→ Your goal:
Omit every picture and return the rest of the data unaltered.

::::::::::

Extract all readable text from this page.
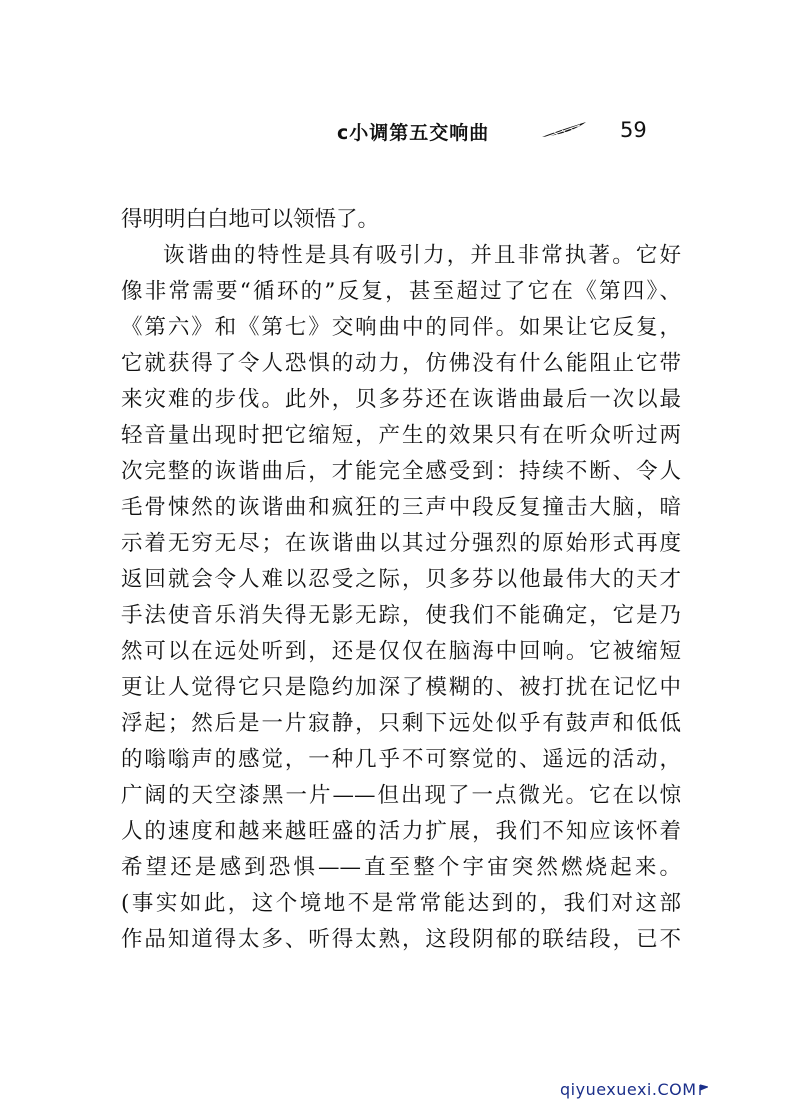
c小调第五交响曲	59
得明明白白地可以领悟了。
诙谐曲的特性是具有吸引力，并且非常执著。它好
像非常需要“循环的”反复，甚至超过了它在《第四》、
《第六》和《第七》交响曲中的同伴。如果让它反复，
它就获得了令人恐惧的动力，仿佛没有什么能阻止它带
来灾难的步伐。此外，贝多芬还在诙谐曲最后一次以最
轻音量出现时把它缩短，产生的效果只有在听众听过两
次完整的诙谐曲后，才能完全感受到：持续不断、令人
毛骨悚然的诙谐曲和疯狂的三声中段反复撞击大脑，暗
示着无穷无尽；在诙谐曲以其过分强烈的原始形式再度
返回就会令人难以忍受之际，贝多芬以他最伟大的天才
手法使音乐消失得无影无踪，使我们不能确定，它是乃
然可以在远处听到，还是仅仅在脑海中回响。它被缩短
更让人觉得它只是隐约加深了模糊的、被打扰在记忆中
浮起；然后是一片寂静，只剩下远处似乎有鼓声和低低
的嗡嗡声的感觉，一种几乎不可察觉的、遥远的活动，
广阔的天空漆黑一片——但出现了一点微光。它在以惊
人的速度和越来越旺盛的活力扩展，我们不知应该怀着
希望还是感到恐惧——直至整个宇宙突然燃烧起来。
(事实如此，这个境地不是常常能达到的，我们对这部
作品知道得太多、听得太熟，这段阴郁的联结段，已不
qiyuexuexi.COM
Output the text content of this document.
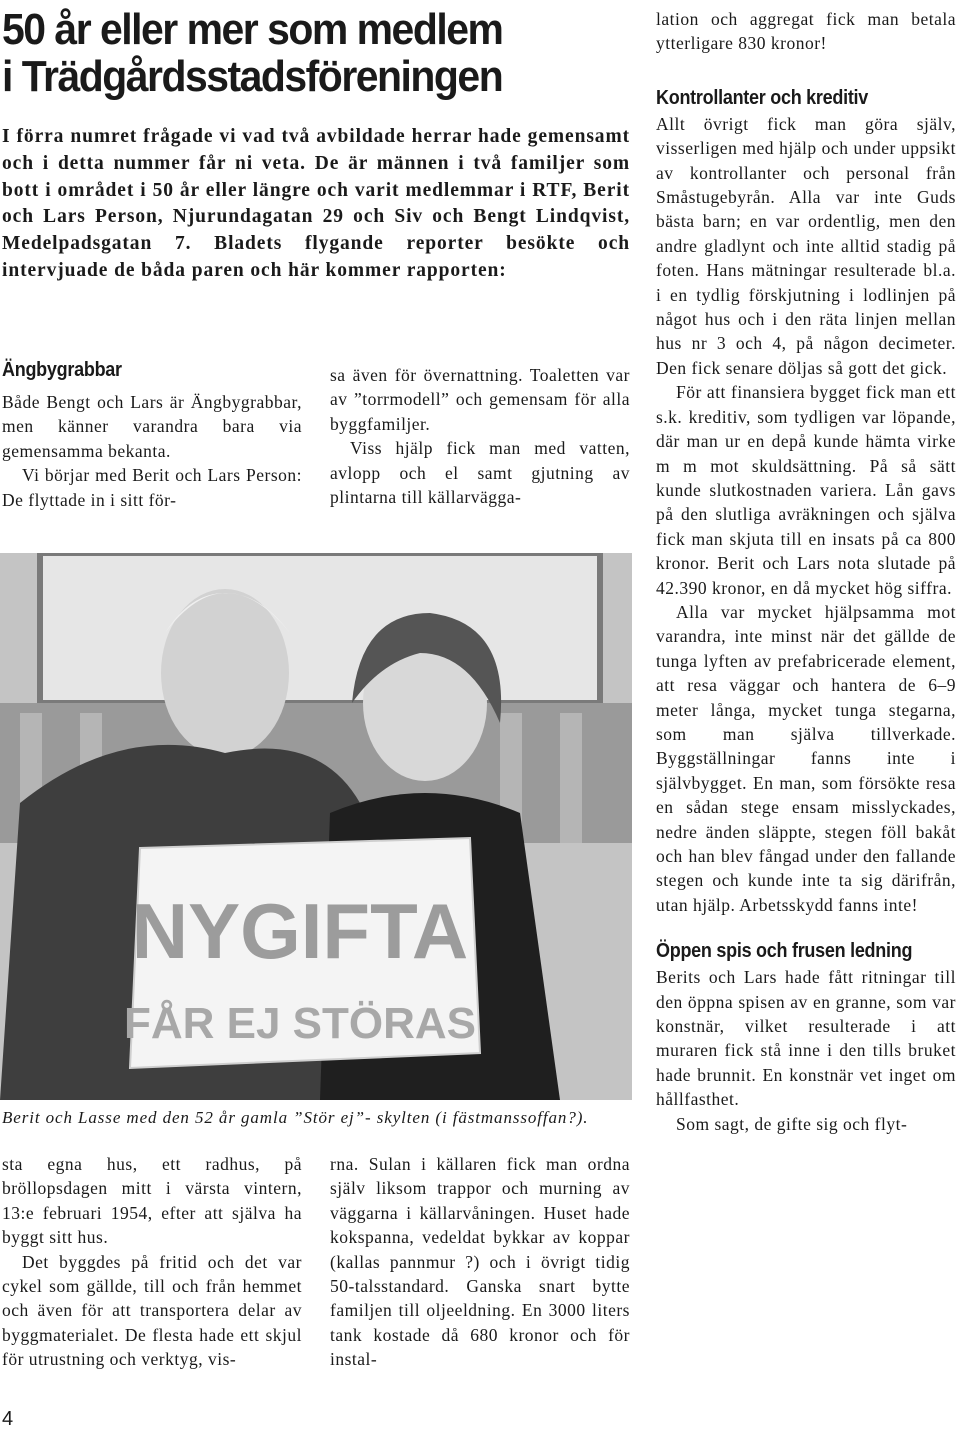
50 år eller mer som medlem
i Trädgårdsstadsföreningen

I förra numret frågade vi vad två avbildade herrar hade gemensamt och i detta nummer får ni veta. De är männen i två familjer som bott i området i 50 år eller längre och varit medlemmar i RTF, Berit och Lars Person, Njurundagatan 29 och Siv och Bengt Lindqvist, Medelpadsgatan 7. Bladets flygande reporter besökte och intervjuade de båda paren och här kommer rapporten:

Ängbygrabbar

Både Bengt och Lars är Ängbygrabbar, men känner varandra bara via gemensamma bekanta.

Vi börjar med Berit och Lars Person: De flyttade in i sitt för-

sa även för övernattning. Toaletten var av ”torrmodell” och gemensam för alla byggfamiljer.

Viss hjälp fick man med vatten, avlopp och el samt gjutning av plintarna till källarvägga-

NYGIFTA
FÅR EJ STÖRAS
Berit och Lasse med den 52 år gamla ”Stör ej”- skylten (i fästmanssoffan?).

sta egna hus, ett radhus, på bröllopsdagen mitt i värsta vintern, 13:e februari 1954, efter att själva ha byggt sitt hus.

Det byggdes på fritid och det var cykel som gällde, till och från hemmet och även för att transportera delar av byggmaterialet. De flesta hade ett skjul för utrustning och verktyg, vis-

rna. Sulan i källaren fick man ordna själv liksom trappor och murning av väggarna i källarvåningen. Huset hade kokspanna, vedeldat bykkar av koppar (kallas pannmur ?) och i övrigt tidig 50-talsstandard. Ganska snart bytte familjen till oljeeldning. En 3000 liters tank kostade då 680 kronor och för instal-

lation och aggregat fick man betala ytterligare 830 kronor!

Kontrollanter och kreditiv

Allt övrigt fick man göra själv, visserligen med hjälp och under uppsikt av kontrollanter och personal från Småstugebyrån. Alla var inte Guds bästa barn; en var ordentlig, men den andre gladlynt och inte alltid stadig på foten. Hans mätningar resulterade bl.a. i en tydlig förskjutning i lodlinjen på något hus och i den räta linjen mellan hus nr 3 och 4, på någon decimeter. Den fick senare döljas så gott det gick.

För att finansiera bygget fick man ett s.k. kreditiv, som tydligen var löpande, där man ur en depå kunde hämta virke m m mot skuldsättning. På så sätt kunde slutkostnaden variera. Lån gavs på den slutliga avräkningen och själva fick man skjuta till en insats på ca 800 kronor. Berit och Lars nota slutade på 42.390 kronor, en då mycket hög siffra.

Alla var mycket hjälpsamma mot varandra, inte minst när det gällde de tunga lyften av prefabricerade element, att resa väggar och hantera de 6–9 meter långa, mycket tunga stegarna, som man själva tillverkade. Byggställningar fanns inte i självbygget. En man, som försökte resa en sådan stege ensam misslyckades, nedre änden släppte, stegen föll bakåt och han blev fångad under den fallande stegen och kunde inte ta sig därifrån, utan hjälp. Arbetsskydd fanns inte!

Öppen spis och frusen ledning

Berits och Lars hade fått ritningar till den öppna spisen av en granne, som var konstnär, vilket resulterade i att muraren fick stå inne i den tills bruket hade brunnit. En konstnär vet inget om hållfasthet.

Som sagt, de gifte sig och flyt-

4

::::::::::

→ Answer below:
Extract all readable text from this page.
c小调第五交响曲	59
得明明白白地可以领悟了。
诙谐曲的特性是具有吸引力，并且非常执著。它好
像非常需要“循环的”反复，甚至超过了它在《第四》、
《第六》和《第七》交响曲中的同伴。如果让它反复，
它就获得了令人恐惧的动力，仿佛没有什么能阻止它带
来灾难的步伐。此外，贝多芬还在诙谐曲最后一次以最
轻音量出现时把它缩短，产生的效果只有在听众听过两
次完整的诙谐曲后，才能完全感受到：持续不断、令人
毛骨悚然的诙谐曲和疯狂的三声中段反复撞击大脑，暗
示着无穷无尽；在诙谐曲以其过分强烈的原始形式再度
返回就会令人难以忍受之际，贝多芬以他最伟大的天才
手法使音乐消失得无影无踪，使我们不能确定，它是乃
然可以在远处听到，还是仅仅在脑海中回响。它被缩短
更让人觉得它只是隐约加深了模糊的、被打扰在记忆中
浮起；然后是一片寂静，只剩下远处似乎有鼓声和低低
的嗡嗡声的感觉，一种几乎不可察觉的、遥远的活动，
广阔的天空漆黑一片——但出现了一点微光。它在以惊
人的速度和越来越旺盛的活力扩展，我们不知应该怀着
希望还是感到恐惧——直至整个宇宙突然燃烧起来。
(事实如此，这个境地不是常常能达到的，我们对这部
作品知道得太多、听得太熟，这段阴郁的联结段，已不
qiyuexuexi.COM
Output the text content of this document.
50 år eller mer som medlem
i Trädgårdsstadsföreningen

I förra numret frågade vi vad två avbildade herrar hade gemensamt och i detta nummer får ni veta. De är männen i två familjer som bott i området i 50 år eller längre och varit medlemmar i RTF, Berit och Lars Person, Njurundagatan 29 och Siv och Bengt Lindqvist, Medelpadsgatan 7. Bladets flygande reporter besökte och intervjuade de båda paren och här kommer rapporten:

Ängbygrabbar

Både Bengt och Lars är Ängbygrabbar, men känner varandra bara via gemensamma bekanta.

Vi börjar med Berit och Lars Person: De flyttade in i sitt för-

sa även för övernattning. Toaletten var av ”torrmodell” och gemensam för alla byggfamiljer.

Viss hjälp fick man med vatten, avlopp och el samt gjutning av plintarna till källarvägga-

NYGIFTA
FÅR EJ STÖRAS
Berit och Lasse med den 52 år gamla ”Stör ej”- skylten (i fästmanssoffan?).

sta egna hus, ett radhus, på bröllopsdagen mitt i värsta vintern, 13:e februari 1954, efter att själva ha byggt sitt hus.

Det byggdes på fritid och det var cykel som gällde, till och från hemmet och även för att transportera delar av byggmaterialet. De flesta hade ett skjul för utrustning och verktyg, vis-

rna. Sulan i källaren fick man ordna själv liksom trappor och murning av väggarna i källarvåningen. Huset hade kokspanna, vedeldat bykkar av koppar (kallas pannmur ?) och i övrigt tidig 50-talsstandard. Ganska snart bytte familjen till oljeeldning. En 3000 liters tank kostade då 680 kronor och för instal-

lation och aggregat fick man betala ytterligare 830 kronor!

Kontrollanter och kreditiv

Allt övrigt fick man göra själv, visserligen med hjälp och under uppsikt av kontrollanter och personal från Småstugebyrån. Alla var inte Guds bästa barn; en var ordentlig, men den andre gladlynt och inte alltid stadig på foten. Hans mätningar resulterade bl.a. i en tydlig förskjutning i lodlinjen på något hus och i den räta linjen mellan hus nr 3 och 4, på någon decimeter. Den fick senare döljas så gott det gick.

För att finansiera bygget fick man ett s.k. kreditiv, som tydligen var löpande, där man ur en depå kunde hämta virke m m mot skuldsättning. På så sätt kunde slutkostnaden variera. Lån gavs på den slutliga avräkningen och själva fick man skjuta till en insats på ca 800 kronor. Berit och Lars nota slutade på 42.390 kronor, en då mycket hög siffra.

Alla var mycket hjälpsamma mot varandra, inte minst när det gällde de tunga lyften av prefabricerade element, att resa väggar och hantera de 6–9 meter långa, mycket tunga stegarna, som man själva tillverkade. Byggställningar fanns inte i självbygget. En man, som försökte resa en sådan stege ensam misslyckades, nedre änden släppte, stegen föll bakåt och han blev fångad under den fallande stegen och kunde inte ta sig därifrån, utan hjälp. Arbetsskydd fanns inte!

Öppen spis och frusen ledning

Berits och Lars hade fått ritningar till den öppna spisen av en granne, som var konstnär, vilket resulterade i att muraren fick stå inne i den tills bruket hade brunnit. En konstnär vet inget om hållfasthet.

Som sagt, de gifte sig och flyt-

4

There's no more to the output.